***** EXTRACTED INFORMATION *****
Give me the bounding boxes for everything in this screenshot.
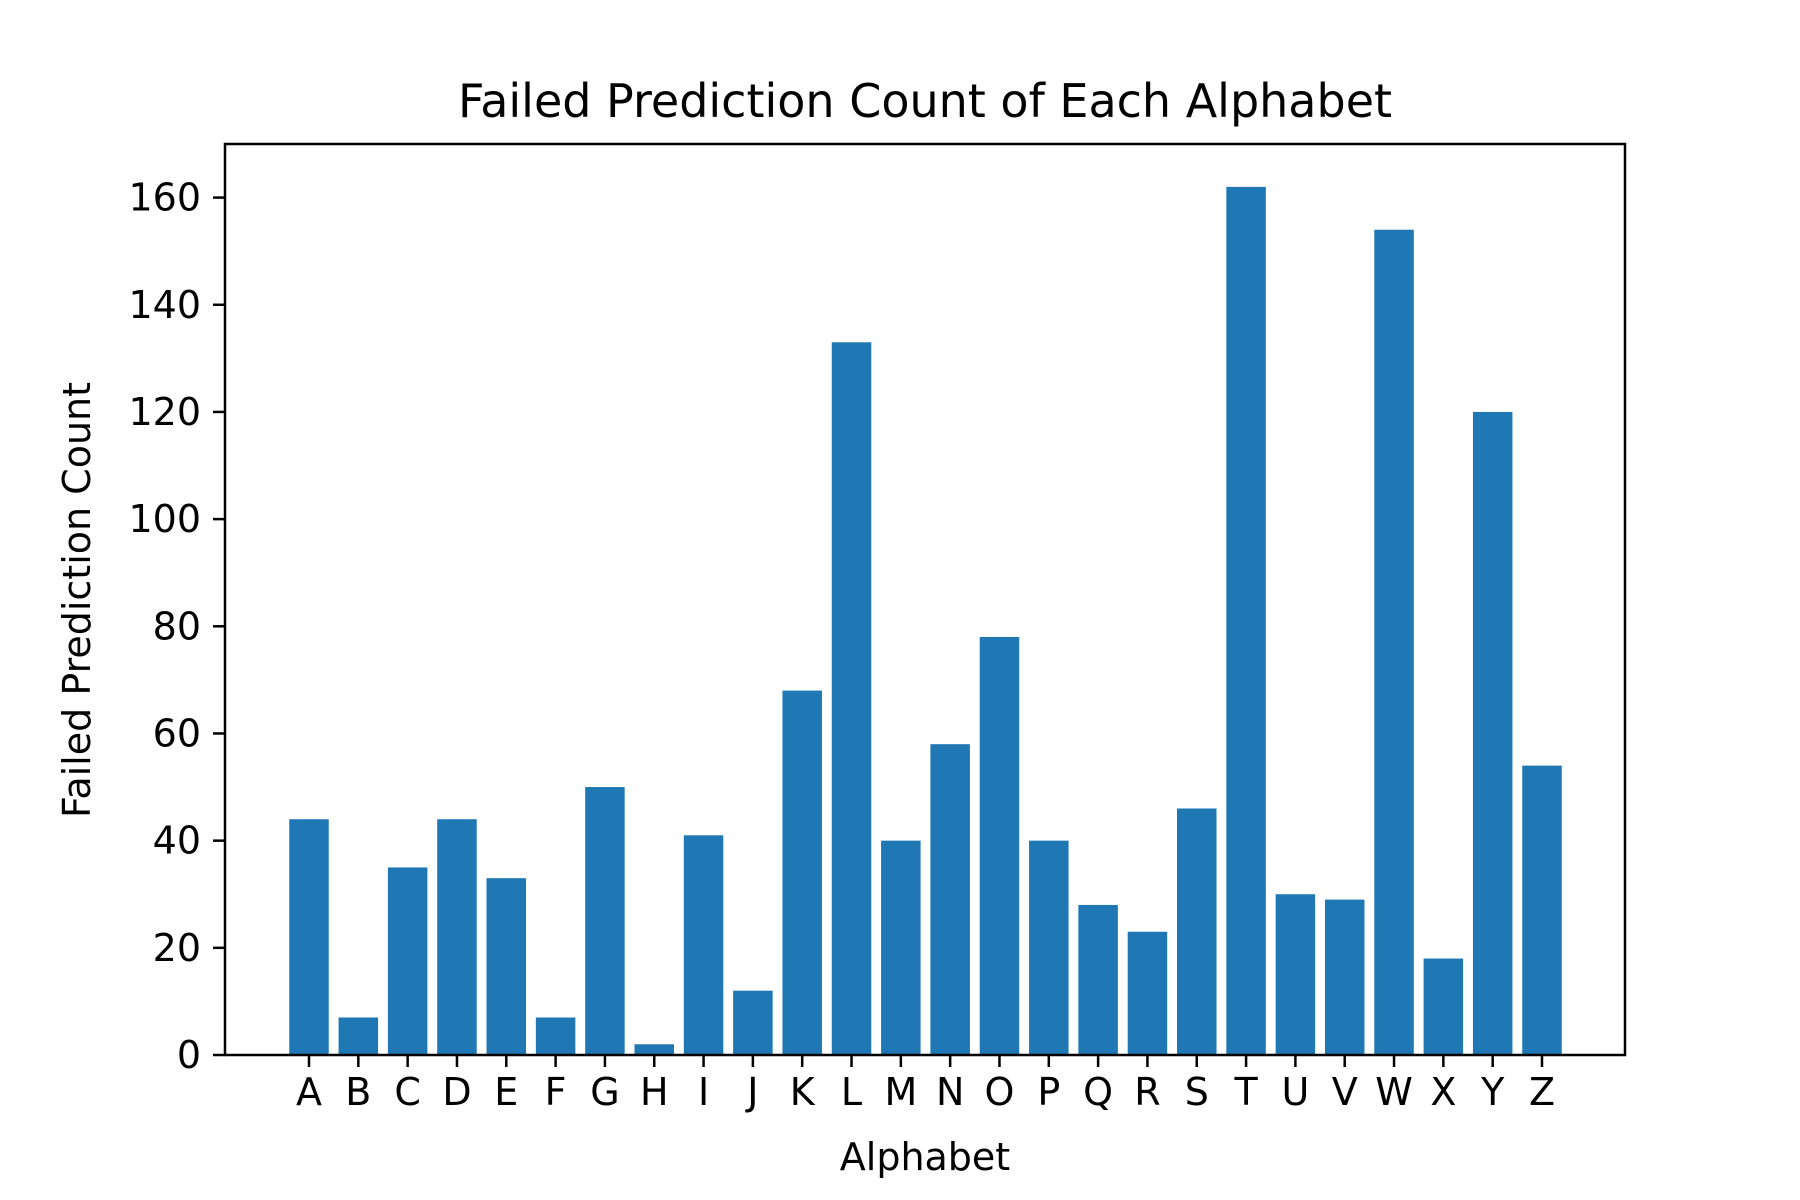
y-axis-label: Failed Prediction Count <box>55 382 99 818</box>
bar-t <box>1226 186 1266 1055</box>
x-tick-label-w: W <box>1375 1070 1413 1114</box>
bar-a <box>289 819 329 1055</box>
x-tick-label-a: A <box>296 1070 322 1114</box>
bar-y <box>1472 411 1513 1055</box>
x-tick-label-q: Q <box>1083 1070 1113 1114</box>
x-tick-label-o: O <box>985 1070 1015 1114</box>
x-tick-label-l: L <box>841 1070 862 1114</box>
y-axis-ticks: 0 20 40 60 80 100 120 140 160 <box>128 176 225 1077</box>
x-tick-label-p: P <box>1037 1070 1060 1114</box>
x-tick-label-c: C <box>394 1070 421 1114</box>
y-tick-label-60: 60 <box>153 711 201 755</box>
bar-i <box>683 835 724 1055</box>
bar-e <box>486 878 527 1055</box>
bar-g <box>585 787 625 1055</box>
x-tick-label-e: E <box>494 1070 518 1114</box>
x-tick-label-z: Z <box>1529 1070 1555 1114</box>
bar-l <box>831 342 872 1055</box>
bar-q <box>1078 904 1118 1055</box>
x-tick-label-n: N <box>936 1070 964 1114</box>
x-tick-label-t: T <box>1233 1070 1258 1114</box>
y-tick-label-0: 0 <box>177 1033 201 1077</box>
x-tick-label-v: V <box>1332 1070 1358 1114</box>
bar-r <box>1127 931 1168 1055</box>
bar-p <box>1029 840 1069 1055</box>
y-tick-label-40: 40 <box>153 819 201 863</box>
bar-b <box>338 1017 379 1055</box>
chart-title: Failed Prediction Count of Each Alphabet <box>458 74 1392 128</box>
bar-x <box>1423 958 1464 1055</box>
x-tick-label-y: Y <box>1480 1070 1505 1114</box>
x-axis-label: Alphabet <box>840 1135 1010 1179</box>
x-tick-label-i: I <box>698 1070 709 1114</box>
x-tick-label-g: G <box>590 1070 619 1114</box>
plot-frame <box>223 142 1627 1057</box>
bar-k <box>782 690 822 1055</box>
x-tick-label-r: R <box>1134 1070 1160 1114</box>
x-tick-label-m: M <box>884 1070 917 1114</box>
x-tick-label-h: H <box>640 1070 669 1114</box>
bar-f <box>535 1017 576 1055</box>
x-tick-label-x: X <box>1430 1070 1456 1114</box>
bar-u <box>1275 894 1316 1055</box>
y-tick-label-100: 100 <box>128 497 201 541</box>
y-tick-label-20: 20 <box>153 926 201 970</box>
bar-c <box>387 867 428 1055</box>
x-tick-label-u: U <box>1281 1070 1309 1114</box>
bar-v <box>1324 899 1365 1055</box>
y-tick-label-120: 120 <box>128 390 201 434</box>
x-tick-label-d: D <box>442 1070 471 1114</box>
bar-m <box>881 840 921 1055</box>
bar-z <box>1522 765 1562 1055</box>
y-tick-label-80: 80 <box>153 604 201 648</box>
x-tick-label-s: S <box>1185 1070 1209 1114</box>
bar-h <box>634 1044 674 1055</box>
y-tick-label-160: 160 <box>128 176 201 220</box>
y-tick-label-140: 140 <box>128 283 201 327</box>
x-tick-label-f: F <box>545 1070 567 1114</box>
x-tick-label-k: K <box>790 1070 816 1114</box>
bar-s <box>1177 808 1217 1055</box>
bar-o <box>979 637 1020 1055</box>
bar-d <box>437 819 477 1055</box>
x-tick-label-j: J <box>745 1070 758 1114</box>
bars-group <box>289 186 1562 1056</box>
bar-w <box>1374 229 1414 1056</box>
x-tick-label-b: B <box>345 1070 371 1114</box>
bar-n <box>930 744 970 1055</box>
bar-j <box>733 990 773 1055</box>
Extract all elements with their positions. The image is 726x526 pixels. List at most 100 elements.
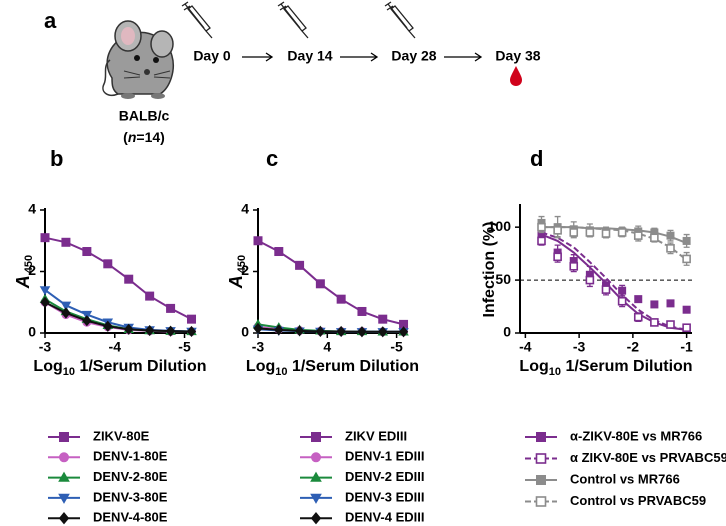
data-point xyxy=(617,296,627,306)
x-axis-label: Log10 1/Serum Dilution xyxy=(519,358,692,378)
x-tick-label: -4 xyxy=(109,339,122,355)
chart-panel: c 0 2 4 -3 4 -5 Log10 1/Serum Dilution A 450 ZIKV … xyxy=(226,146,425,525)
syringe-icon xyxy=(277,1,309,39)
data-point xyxy=(40,233,50,243)
legend-label: DENV-3 EDIII xyxy=(345,489,424,504)
data-point xyxy=(39,286,51,296)
data-point xyxy=(682,323,691,333)
x-tick-label: -5 xyxy=(390,339,403,355)
data-point xyxy=(633,231,643,240)
data-point xyxy=(336,294,346,304)
data-point xyxy=(295,260,305,270)
y-tick-label: 2 xyxy=(241,262,249,278)
y-tick-label: 100 xyxy=(488,218,512,234)
data-point xyxy=(601,229,611,238)
day-label: Day 28 xyxy=(391,48,436,64)
legend-marker xyxy=(58,471,70,482)
data-point xyxy=(61,237,71,247)
y-axis-label: A 450 xyxy=(13,255,35,289)
data-point xyxy=(253,322,263,334)
y-axis-label-main: Infection (%) xyxy=(481,222,498,318)
chart-panel: d 0 50 100 -4 -3 -2 -1 Log10 1/Serum Dilution Inf… xyxy=(481,146,726,508)
x-axis-label-rest: 1/Serum Dilution xyxy=(75,358,207,375)
legend-label: Control vs MR766 xyxy=(570,471,680,486)
data-point xyxy=(253,236,263,246)
data-point xyxy=(186,325,197,338)
data-point xyxy=(315,325,326,338)
data-point xyxy=(650,233,659,243)
x-axis-label-main: Log xyxy=(33,358,62,375)
x-tick-label: -3 xyxy=(252,339,265,355)
x-axis-label-rest: 1/Serum Dilution xyxy=(288,358,420,375)
data-point xyxy=(378,314,388,324)
legend-label: DENV-3-80E xyxy=(93,489,168,504)
data-point xyxy=(585,228,595,237)
y-axis-label-main: A xyxy=(13,275,33,289)
data-point xyxy=(61,307,71,319)
panel-label: c xyxy=(266,146,278,171)
legend-marker xyxy=(311,432,321,442)
data-point xyxy=(40,296,50,308)
data-point xyxy=(60,301,72,311)
y-tick-label: 0 xyxy=(241,324,249,340)
y-axis-label: A 450 xyxy=(226,255,248,289)
day-label: Day 0 xyxy=(193,48,231,64)
data-point xyxy=(569,228,579,237)
cohort-var: n xyxy=(128,129,137,145)
x-tick-label: -3 xyxy=(39,339,52,355)
data-point xyxy=(274,324,284,336)
data-point xyxy=(357,326,367,338)
data-point xyxy=(124,323,134,335)
panel-label: a xyxy=(44,8,57,33)
y-tick-label: 0 xyxy=(28,324,36,340)
y-tick-label: 4 xyxy=(241,201,249,217)
fit-curve xyxy=(541,226,687,244)
y-axis-label-sub: 450 xyxy=(236,255,248,273)
legend-label: α ZIKV-80E vs PRVABC59 xyxy=(570,450,726,465)
data-point xyxy=(666,299,675,308)
x-tick-label: -5 xyxy=(178,339,191,355)
data-point xyxy=(666,320,675,329)
data-point xyxy=(145,291,155,301)
data-point xyxy=(682,254,691,264)
panel-label: d xyxy=(530,146,543,171)
data-point xyxy=(585,275,595,285)
day-label: Day 14 xyxy=(287,48,332,64)
legend-label: DENV-1 EDIII xyxy=(345,449,424,464)
panel-a: a BALB/c (n=14) Day 0 Day 14 Day xyxy=(44,1,541,145)
data-point xyxy=(650,300,659,309)
data-point xyxy=(145,324,155,337)
blood-drop xyxy=(510,66,522,86)
x-axis-label-sub: 10 xyxy=(275,366,287,378)
x-axis-label-main: Log xyxy=(519,358,548,375)
legend-marker xyxy=(59,452,69,463)
legend-label: DENV-2-80E xyxy=(93,469,168,484)
chart-panel: b 0 2 4 -3 -4 -5 Log10 1/Serum Dilution A 450 ZIKV… xyxy=(13,146,207,525)
legend-marker xyxy=(310,493,322,504)
x-tick-label: -1 xyxy=(680,339,693,355)
y-tick-label: 2 xyxy=(28,262,36,278)
legend-label: Control vs PRVABC59 xyxy=(570,493,706,508)
data-point xyxy=(398,326,409,338)
x-axis-label: Log10 1/Serum Dilution xyxy=(33,358,206,378)
y-axis-label: Infection (%) xyxy=(481,222,498,318)
x-tick-label: -2 xyxy=(627,339,640,355)
legend-label: ZIKV-80E xyxy=(93,428,150,443)
data-point xyxy=(103,320,113,332)
data-point xyxy=(82,315,92,327)
legend-marker xyxy=(310,512,322,525)
data-point xyxy=(633,312,643,322)
cohort-rest: =14) xyxy=(136,129,164,145)
x-tick-label: -4 xyxy=(519,339,532,355)
x-tick-label: 4 xyxy=(323,339,331,355)
cohort-open: ( xyxy=(123,129,128,145)
data-point xyxy=(666,231,675,240)
fit-curve xyxy=(541,226,688,261)
y-tick-label: 50 xyxy=(495,271,511,287)
legend-marker xyxy=(59,432,69,442)
legend-marker xyxy=(310,471,322,482)
data-point xyxy=(682,236,691,245)
data-point xyxy=(166,303,176,313)
data-point xyxy=(103,259,113,269)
*****
EXERCISE REQUIREMENTS -
Retype the lines of the data above, from the line containing "data-point xyxy=(617,296,627,306)" through the line containing "data-point xyxy=(61,237,71,247)", both included.

EXERCISE ANSWER -
data-point xyxy=(617,296,627,306)
x-axis-label: Log10 1/Serum Dilution xyxy=(519,358,692,378)
x-tick-label: -4 xyxy=(109,339,122,355)
chart-panel: c 0 2 4 -3 4 -5 Log10 1/Serum Dilution A 450 ZIKV … xyxy=(226,146,425,525)
syringe-icon xyxy=(277,1,309,39)
data-point xyxy=(40,233,50,243)
legend-label: DENV-3 EDIII xyxy=(345,489,424,504)
data-point xyxy=(39,286,51,296)
data-point xyxy=(682,323,691,333)
x-tick-label: -5 xyxy=(390,339,403,355)
data-point xyxy=(633,231,643,240)
data-point xyxy=(336,294,346,304)
data-point xyxy=(295,260,305,270)
y-tick-label: 2 xyxy=(241,262,249,278)
y-tick-label: 100 xyxy=(488,218,512,234)
data-point xyxy=(601,229,611,238)
day-label: Day 28 xyxy=(391,48,436,64)
legend-marker xyxy=(58,471,70,482)
data-point xyxy=(61,237,71,247)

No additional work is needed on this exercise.